**TASK DETAILS:** Using the records below, report how many lines hold "color", with no extra text.

**DATASET EXTRACT:**

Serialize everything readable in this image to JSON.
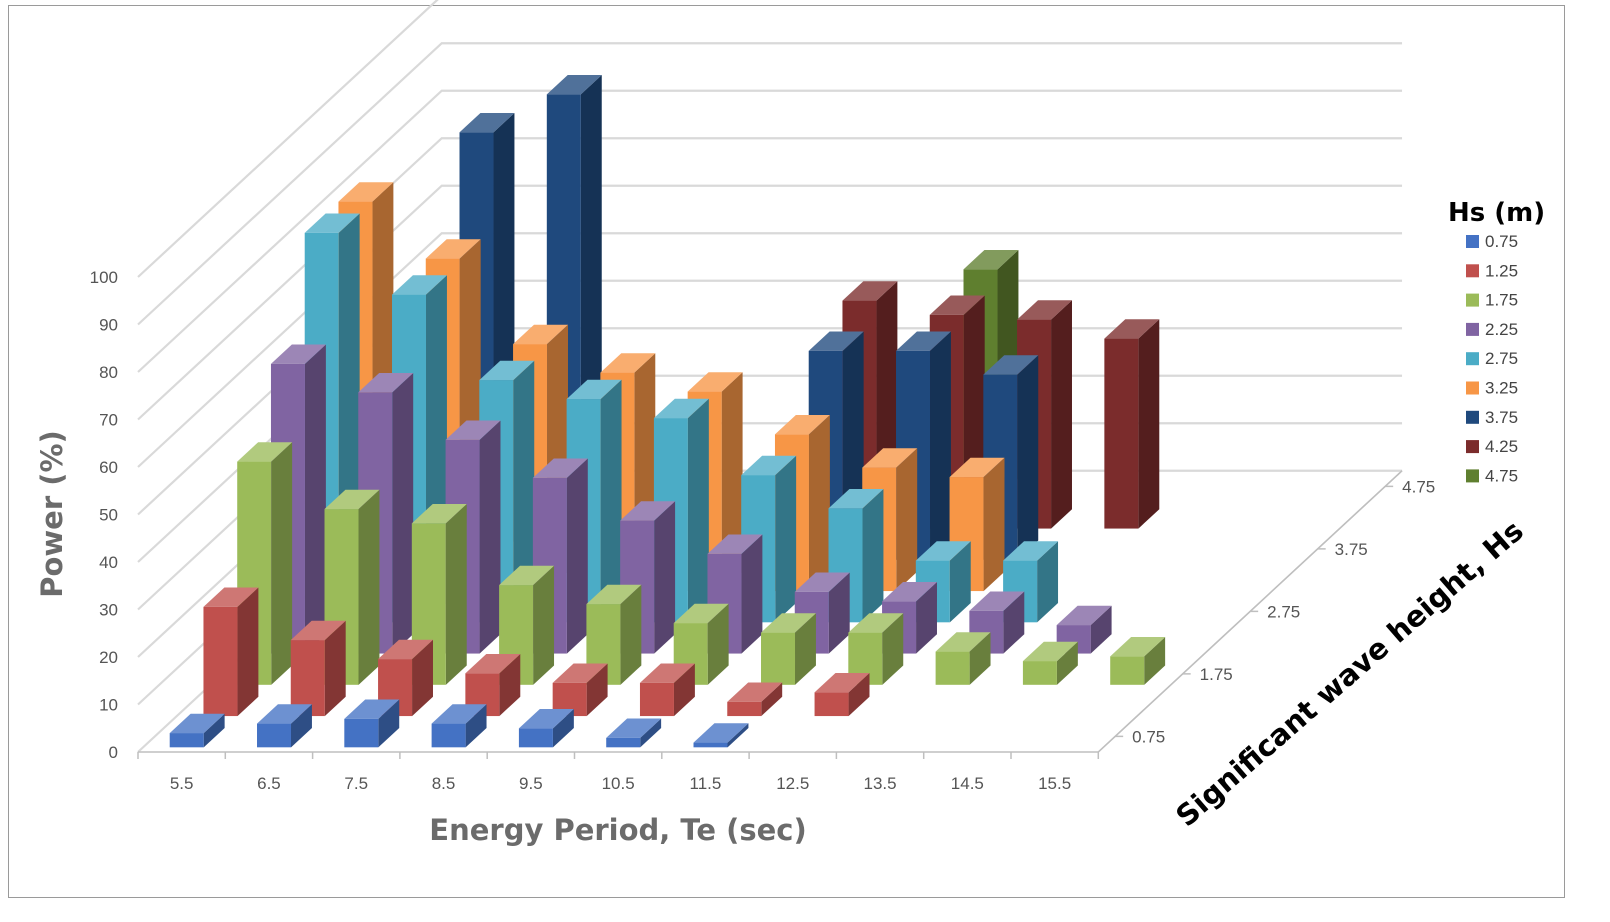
{
  "chart_data": {
    "type": "bar",
    "subtype": "3d-column",
    "title": "",
    "xlabel": "Energy Period, Te (sec)",
    "ylabel": "Power (%)",
    "zlabel": "Significant wave height, Hs",
    "ylim": [
      0,
      100
    ],
    "yticks": [
      0,
      10,
      20,
      30,
      40,
      50,
      60,
      70,
      80,
      90,
      100
    ],
    "categories": [
      "5.5",
      "6.5",
      "7.5",
      "8.5",
      "9.5",
      "10.5",
      "11.5",
      "12.5",
      "13.5",
      "14.5",
      "15.5"
    ],
    "depth_ticks": [
      "0.75",
      "1.75",
      "2.75",
      "3.75",
      "4.75"
    ],
    "legend": {
      "title": "Hs (m)",
      "position": "right"
    },
    "grid": true,
    "series": [
      {
        "name": "0.75",
        "color": "#4472C4",
        "values": [
          3,
          5,
          6,
          5,
          4,
          2,
          1,
          null,
          null,
          null,
          null
        ]
      },
      {
        "name": "1.25",
        "color": "#C0504D",
        "values": [
          23,
          16,
          12,
          9,
          7,
          7,
          3,
          5,
          null,
          null,
          null
        ]
      },
      {
        "name": "1.75",
        "color": "#9BBB59",
        "values": [
          47,
          37,
          34,
          21,
          17,
          13,
          11,
          11,
          7,
          5,
          6
        ]
      },
      {
        "name": "2.25",
        "color": "#8064A2",
        "values": [
          61,
          55,
          45,
          37,
          28,
          21,
          13,
          11,
          9,
          6,
          null
        ]
      },
      {
        "name": "2.75",
        "color": "#4BACC6",
        "values": [
          82,
          69,
          51,
          47,
          43,
          31,
          24,
          13,
          13,
          null,
          null
        ]
      },
      {
        "name": "3.25",
        "color": "#F79646",
        "values": [
          82,
          70,
          52,
          46,
          42,
          33,
          26,
          24,
          null,
          null,
          null
        ]
      },
      {
        "name": "3.75",
        "color": "#1F497D",
        "values": [
          null,
          90,
          98,
          null,
          null,
          44,
          44,
          39,
          null,
          null,
          null
        ]
      },
      {
        "name": "4.25",
        "color": "#7B2C2C",
        "values": [
          null,
          null,
          null,
          null,
          null,
          48,
          45,
          44,
          40,
          null,
          null
        ]
      },
      {
        "name": "4.75",
        "color": "#5F7F2F",
        "values": [
          null,
          null,
          null,
          null,
          null,
          null,
          48,
          null,
          null,
          null,
          null
        ]
      }
    ]
  }
}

**EXERCISE SOLUTION:** 9